— Start Dataset records —
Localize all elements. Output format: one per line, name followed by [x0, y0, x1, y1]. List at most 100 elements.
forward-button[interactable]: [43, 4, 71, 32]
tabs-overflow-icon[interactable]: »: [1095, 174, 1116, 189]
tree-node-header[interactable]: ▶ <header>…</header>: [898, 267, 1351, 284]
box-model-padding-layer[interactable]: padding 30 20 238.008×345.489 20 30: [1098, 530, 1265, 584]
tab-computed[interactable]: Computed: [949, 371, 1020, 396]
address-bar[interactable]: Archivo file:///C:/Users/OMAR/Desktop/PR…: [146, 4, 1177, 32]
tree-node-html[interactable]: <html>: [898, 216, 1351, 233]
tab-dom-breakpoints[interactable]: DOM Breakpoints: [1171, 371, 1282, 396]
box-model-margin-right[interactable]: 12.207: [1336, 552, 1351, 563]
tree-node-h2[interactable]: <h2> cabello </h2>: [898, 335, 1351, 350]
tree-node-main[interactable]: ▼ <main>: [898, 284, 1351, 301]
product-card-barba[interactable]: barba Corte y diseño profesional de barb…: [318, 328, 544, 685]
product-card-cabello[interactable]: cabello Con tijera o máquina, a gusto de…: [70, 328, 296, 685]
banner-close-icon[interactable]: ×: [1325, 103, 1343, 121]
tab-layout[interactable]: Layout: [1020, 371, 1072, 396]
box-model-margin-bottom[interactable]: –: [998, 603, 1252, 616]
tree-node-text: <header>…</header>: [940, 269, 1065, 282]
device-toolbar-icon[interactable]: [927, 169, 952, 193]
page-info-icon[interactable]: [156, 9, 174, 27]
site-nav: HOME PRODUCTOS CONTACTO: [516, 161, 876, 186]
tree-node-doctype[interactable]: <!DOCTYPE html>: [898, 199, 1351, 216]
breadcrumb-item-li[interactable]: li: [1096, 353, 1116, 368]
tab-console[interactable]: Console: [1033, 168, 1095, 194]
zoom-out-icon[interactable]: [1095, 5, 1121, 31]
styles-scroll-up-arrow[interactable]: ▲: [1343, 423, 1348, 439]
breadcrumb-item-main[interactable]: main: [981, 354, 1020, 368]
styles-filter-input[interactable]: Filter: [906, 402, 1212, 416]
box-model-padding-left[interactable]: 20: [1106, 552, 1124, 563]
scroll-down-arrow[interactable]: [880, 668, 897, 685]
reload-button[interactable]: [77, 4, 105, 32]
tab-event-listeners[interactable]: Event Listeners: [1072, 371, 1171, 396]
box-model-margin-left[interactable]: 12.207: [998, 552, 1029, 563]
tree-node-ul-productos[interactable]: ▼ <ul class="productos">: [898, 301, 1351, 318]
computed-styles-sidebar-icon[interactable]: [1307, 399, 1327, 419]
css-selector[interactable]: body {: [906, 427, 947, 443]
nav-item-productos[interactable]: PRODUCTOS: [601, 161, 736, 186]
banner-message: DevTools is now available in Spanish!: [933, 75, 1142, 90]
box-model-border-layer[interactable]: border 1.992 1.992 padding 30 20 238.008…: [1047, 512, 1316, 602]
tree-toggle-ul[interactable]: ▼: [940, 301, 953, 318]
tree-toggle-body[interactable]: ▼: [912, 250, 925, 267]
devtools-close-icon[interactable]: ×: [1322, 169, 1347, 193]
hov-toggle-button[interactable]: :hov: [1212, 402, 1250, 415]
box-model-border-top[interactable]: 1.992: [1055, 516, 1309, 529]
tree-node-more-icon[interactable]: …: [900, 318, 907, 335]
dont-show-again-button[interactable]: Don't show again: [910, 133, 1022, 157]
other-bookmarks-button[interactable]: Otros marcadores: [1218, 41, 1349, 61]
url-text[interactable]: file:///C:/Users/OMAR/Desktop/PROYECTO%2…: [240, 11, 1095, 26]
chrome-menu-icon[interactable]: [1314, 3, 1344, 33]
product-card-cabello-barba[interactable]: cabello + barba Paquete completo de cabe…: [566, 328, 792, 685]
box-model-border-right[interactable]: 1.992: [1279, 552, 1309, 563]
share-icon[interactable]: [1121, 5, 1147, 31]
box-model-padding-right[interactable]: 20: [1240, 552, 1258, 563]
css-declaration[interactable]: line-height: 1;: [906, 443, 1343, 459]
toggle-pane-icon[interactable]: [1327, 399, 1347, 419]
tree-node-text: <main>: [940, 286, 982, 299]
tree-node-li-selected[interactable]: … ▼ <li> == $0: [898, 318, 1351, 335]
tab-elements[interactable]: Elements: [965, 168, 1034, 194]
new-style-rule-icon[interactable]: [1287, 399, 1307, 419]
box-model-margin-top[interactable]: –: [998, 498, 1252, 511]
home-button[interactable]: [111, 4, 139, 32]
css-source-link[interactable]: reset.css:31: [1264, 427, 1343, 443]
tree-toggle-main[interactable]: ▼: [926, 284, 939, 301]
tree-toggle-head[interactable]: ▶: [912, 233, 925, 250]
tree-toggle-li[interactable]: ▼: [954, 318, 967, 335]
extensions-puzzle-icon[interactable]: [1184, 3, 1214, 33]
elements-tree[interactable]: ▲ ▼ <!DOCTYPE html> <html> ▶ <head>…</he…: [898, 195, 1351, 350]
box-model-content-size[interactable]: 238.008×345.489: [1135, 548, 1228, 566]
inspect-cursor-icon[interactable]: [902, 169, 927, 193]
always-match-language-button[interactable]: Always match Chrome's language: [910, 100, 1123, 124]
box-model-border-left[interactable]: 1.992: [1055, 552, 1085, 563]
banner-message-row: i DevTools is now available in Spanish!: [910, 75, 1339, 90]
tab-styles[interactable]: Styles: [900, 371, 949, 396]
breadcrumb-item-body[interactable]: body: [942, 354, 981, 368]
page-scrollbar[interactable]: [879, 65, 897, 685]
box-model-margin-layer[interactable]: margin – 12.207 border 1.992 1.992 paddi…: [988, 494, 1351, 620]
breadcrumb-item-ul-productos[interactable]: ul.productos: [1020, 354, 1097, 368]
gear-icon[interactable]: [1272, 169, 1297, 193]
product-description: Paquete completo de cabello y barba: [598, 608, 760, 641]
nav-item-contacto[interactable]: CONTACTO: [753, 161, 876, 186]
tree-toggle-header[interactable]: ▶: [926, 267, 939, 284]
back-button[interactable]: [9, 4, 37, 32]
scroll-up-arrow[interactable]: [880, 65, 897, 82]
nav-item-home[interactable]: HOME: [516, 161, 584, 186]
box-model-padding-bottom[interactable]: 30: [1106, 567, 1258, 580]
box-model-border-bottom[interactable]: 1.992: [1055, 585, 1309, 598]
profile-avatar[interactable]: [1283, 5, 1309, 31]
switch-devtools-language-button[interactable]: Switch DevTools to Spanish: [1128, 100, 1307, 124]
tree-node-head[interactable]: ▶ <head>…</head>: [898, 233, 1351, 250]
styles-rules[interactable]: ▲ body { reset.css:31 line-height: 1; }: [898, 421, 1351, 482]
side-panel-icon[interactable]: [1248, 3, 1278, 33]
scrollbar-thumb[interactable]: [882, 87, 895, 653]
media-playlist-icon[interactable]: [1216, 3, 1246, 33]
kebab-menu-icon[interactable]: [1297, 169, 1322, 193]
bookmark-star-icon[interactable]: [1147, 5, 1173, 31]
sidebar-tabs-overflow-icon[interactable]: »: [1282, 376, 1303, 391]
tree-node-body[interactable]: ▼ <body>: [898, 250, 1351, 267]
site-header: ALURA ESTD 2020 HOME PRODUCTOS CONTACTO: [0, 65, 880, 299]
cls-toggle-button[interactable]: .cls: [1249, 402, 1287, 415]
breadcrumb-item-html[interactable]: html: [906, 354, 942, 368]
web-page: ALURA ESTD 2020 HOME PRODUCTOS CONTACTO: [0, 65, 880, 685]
— End Dataset records —
■ What the task requires:
Copy every line of the records above without changing anything.

■ Solution for this task:
Localize all elements. Output format: one per line, name followed by [x0, y0, x1, y1]. List at most 100 elements.
forward-button[interactable]: [43, 4, 71, 32]
tabs-overflow-icon[interactable]: »: [1095, 174, 1116, 189]
tree-node-header[interactable]: ▶ <header>…</header>: [898, 267, 1351, 284]
box-model-padding-layer[interactable]: padding 30 20 238.008×345.489 20 30: [1098, 530, 1265, 584]
tab-computed[interactable]: Computed: [949, 371, 1020, 396]
address-bar[interactable]: Archivo file:///C:/Users/OMAR/Desktop/PR…: [146, 4, 1177, 32]
tree-node-html[interactable]: <html>: [898, 216, 1351, 233]
tab-dom-breakpoints[interactable]: DOM Breakpoints: [1171, 371, 1282, 396]
box-model-margin-right[interactable]: 12.207: [1336, 552, 1351, 563]
tree-node-h2[interactable]: <h2> cabello </h2>: [898, 335, 1351, 350]
tree-node-main[interactable]: ▼ <main>: [898, 284, 1351, 301]
product-card-barba[interactable]: barba Corte y diseño profesional de barb…: [318, 328, 544, 685]
product-card-cabello[interactable]: cabello Con tijera o máquina, a gusto de…: [70, 328, 296, 685]
banner-close-icon[interactable]: ×: [1325, 103, 1343, 121]
tab-layout[interactable]: Layout: [1020, 371, 1072, 396]
box-model-margin-bottom[interactable]: –: [998, 603, 1252, 616]
tree-node-text: <header>…</header>: [940, 269, 1065, 282]
device-toolbar-icon[interactable]: [927, 169, 952, 193]
page-info-icon[interactable]: [156, 9, 174, 27]
site-nav: HOME PRODUCTOS CONTACTO: [516, 161, 876, 186]
tree-node-doctype[interactable]: <!DOCTYPE html>: [898, 199, 1351, 216]
breadcrumb-item-li[interactable]: li: [1096, 353, 1116, 368]
tab-console[interactable]: Console: [1033, 168, 1095, 194]
zoom-out-icon[interactable]: [1095, 5, 1121, 31]
styles-scroll-up-arrow[interactable]: ▲: [1343, 423, 1348, 439]
breadcrumb-item-main[interactable]: main: [981, 354, 1020, 368]
styles-filter-input[interactable]: Filter: [906, 402, 1212, 416]
box-model-padding-left[interactable]: 20: [1106, 552, 1124, 563]
scroll-down-arrow[interactable]: [880, 668, 897, 685]
reload-button[interactable]: [77, 4, 105, 32]
tab-event-listeners[interactable]: Event Listeners: [1072, 371, 1171, 396]
box-model-margin-left[interactable]: 12.207: [998, 552, 1029, 563]
tree-node-ul-productos[interactable]: ▼ <ul class="productos">: [898, 301, 1351, 318]
computed-styles-sidebar-icon[interactable]: [1307, 399, 1327, 419]
css-selector[interactable]: body {: [906, 427, 947, 443]
nav-item-productos[interactable]: PRODUCTOS: [601, 161, 736, 186]
banner-message: DevTools is now available in Spanish!: [933, 75, 1142, 90]
box-model-border-layer[interactable]: border 1.992 1.992 padding 30 20 238.008…: [1047, 512, 1316, 602]
tree-toggle-ul[interactable]: ▼: [940, 301, 953, 318]
tree-toggle-body[interactable]: ▼: [912, 250, 925, 267]
devtools-close-icon[interactable]: ×: [1322, 169, 1347, 193]
hov-toggle-button[interactable]: :hov: [1212, 402, 1250, 415]
box-model-border-top[interactable]: 1.992: [1055, 516, 1309, 529]
tree-node-more-icon[interactable]: …: [900, 318, 907, 335]
dont-show-again-button[interactable]: Don't show again: [910, 133, 1022, 157]
other-bookmarks-button[interactable]: Otros marcadores: [1218, 41, 1349, 61]
url-text[interactable]: file:///C:/Users/OMAR/Desktop/PROYECTO%2…: [240, 11, 1095, 26]
chrome-menu-icon[interactable]: [1314, 3, 1344, 33]
product-card-cabello-barba[interactable]: cabello + barba Paquete completo de cabe…: [566, 328, 792, 685]
box-model-border-right[interactable]: 1.992: [1279, 552, 1309, 563]
share-icon[interactable]: [1121, 5, 1147, 31]
box-model-padding-right[interactable]: 20: [1240, 552, 1258, 563]
css-declaration[interactable]: line-height: 1;: [906, 443, 1343, 459]
toggle-pane-icon[interactable]: [1327, 399, 1347, 419]
tree-node-text: <main>: [940, 286, 982, 299]
tree-node-li-selected[interactable]: … ▼ <li> == $0: [898, 318, 1351, 335]
tab-elements[interactable]: Elements: [965, 168, 1034, 194]
new-style-rule-icon[interactable]: [1287, 399, 1307, 419]
box-model-margin-top[interactable]: –: [998, 498, 1252, 511]
home-button[interactable]: [111, 4, 139, 32]
css-source-link[interactable]: reset.css:31: [1264, 427, 1343, 443]
tree-toggle-main[interactable]: ▼: [926, 284, 939, 301]
tree-toggle-head[interactable]: ▶: [912, 233, 925, 250]
tree-toggle-li[interactable]: ▼: [954, 318, 967, 335]
extensions-puzzle-icon[interactable]: [1184, 3, 1214, 33]
elements-tree[interactable]: ▲ ▼ <!DOCTYPE html> <html> ▶ <head>…</he…: [898, 195, 1351, 350]
box-model-content-size[interactable]: 238.008×345.489: [1135, 548, 1228, 566]
inspect-cursor-icon[interactable]: [902, 169, 927, 193]
always-match-language-button[interactable]: Always match Chrome's language: [910, 100, 1123, 124]
box-model-border-left[interactable]: 1.992: [1055, 552, 1085, 563]
banner-message-row: i DevTools is now available in Spanish!: [910, 75, 1339, 90]
tab-styles[interactable]: Styles: [900, 371, 949, 396]
breadcrumb-item-body[interactable]: body: [942, 354, 981, 368]
page-scrollbar[interactable]: [879, 65, 897, 685]
box-model-margin-layer[interactable]: margin – 12.207 border 1.992 1.992 paddi…: [988, 494, 1351, 620]
breadcrumb-item-ul-productos[interactable]: ul.productos: [1020, 354, 1097, 368]
gear-icon[interactable]: [1272, 169, 1297, 193]
product-description: Paquete completo de cabello y barba: [598, 608, 760, 641]
nav-item-contacto[interactable]: CONTACTO: [753, 161, 876, 186]
tree-toggle-header[interactable]: ▶: [926, 267, 939, 284]
back-button[interactable]: [9, 4, 37, 32]
scroll-up-arrow[interactable]: [880, 65, 897, 82]
nav-item-home[interactable]: HOME: [516, 161, 584, 186]
box-model-padding-bottom[interactable]: 30: [1106, 567, 1258, 580]
box-model-border-bottom[interactable]: 1.992: [1055, 585, 1309, 598]
profile-avatar[interactable]: [1283, 5, 1309, 31]
switch-devtools-language-button[interactable]: Switch DevTools to Spanish: [1128, 100, 1307, 124]
tree-node-head[interactable]: ▶ <head>…</head>: [898, 233, 1351, 250]
styles-rules[interactable]: ▲ body { reset.css:31 line-height: 1; }: [898, 421, 1351, 482]
side-panel-icon[interactable]: [1248, 3, 1278, 33]
scrollbar-thumb[interactable]: [882, 87, 895, 653]
media-playlist-icon[interactable]: [1216, 3, 1246, 33]
kebab-menu-icon[interactable]: [1297, 169, 1322, 193]
bookmark-star-icon[interactable]: [1147, 5, 1173, 31]
sidebar-tabs-overflow-icon[interactable]: »: [1282, 376, 1303, 391]
tree-node-body[interactable]: ▼ <body>: [898, 250, 1351, 267]
site-header: ALURA ESTD 2020 HOME PRODUCTOS CONTACTO: [0, 65, 880, 299]
cls-toggle-button[interactable]: .cls: [1249, 402, 1287, 415]
breadcrumb-item-html[interactable]: html: [906, 354, 942, 368]
web-page: ALURA ESTD 2020 HOME PRODUCTOS CONTACTO: [0, 65, 880, 685]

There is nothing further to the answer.